- [PROBLEM TO WORK ON] The records that follow must be reproduced in full, exactly as written.

··········

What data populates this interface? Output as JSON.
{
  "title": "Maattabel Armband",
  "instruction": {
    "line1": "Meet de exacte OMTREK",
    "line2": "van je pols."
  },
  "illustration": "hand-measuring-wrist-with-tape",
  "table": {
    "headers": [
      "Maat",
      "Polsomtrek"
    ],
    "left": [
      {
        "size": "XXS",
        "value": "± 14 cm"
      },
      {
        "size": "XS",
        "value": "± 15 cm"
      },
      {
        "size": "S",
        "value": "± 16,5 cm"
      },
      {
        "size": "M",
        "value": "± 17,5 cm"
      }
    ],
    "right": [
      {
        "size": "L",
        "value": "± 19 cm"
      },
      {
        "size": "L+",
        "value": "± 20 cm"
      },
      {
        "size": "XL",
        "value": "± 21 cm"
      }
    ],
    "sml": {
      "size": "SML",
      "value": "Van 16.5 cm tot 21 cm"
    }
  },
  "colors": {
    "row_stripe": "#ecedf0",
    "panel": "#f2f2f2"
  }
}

··········

- [RESPONSE TO THE EXERCISE]
What data populates this interface? Output as JSON.
{
  "title": "Maattabel Armband",
  "instruction": {
    "line1": "Meet de exacte OMTREK",
    "line2": "van je pols."
  },
  "illustration": "hand-measuring-wrist-with-tape",
  "table": {
    "headers": [
      "Maat",
      "Polsomtrek"
    ],
    "left": [
      {
        "size": "XXS",
        "value": "± 14 cm"
      },
      {
        "size": "XS",
        "value": "± 15 cm"
      },
      {
        "size": "S",
        "value": "± 16,5 cm"
      },
      {
        "size": "M",
        "value": "± 17,5 cm"
      }
    ],
    "right": [
      {
        "size": "L",
        "value": "± 19 cm"
      },
      {
        "size": "L+",
        "value": "± 20 cm"
      },
      {
        "size": "XL",
        "value": "± 21 cm"
      }
    ],
    "sml": {
      "size": "SML",
      "value": "Van 16.5 cm tot 21 cm"
    }
  },
  "colors": {
    "row_stripe": "#ecedf0",
    "panel": "#f2f2f2"
  }
}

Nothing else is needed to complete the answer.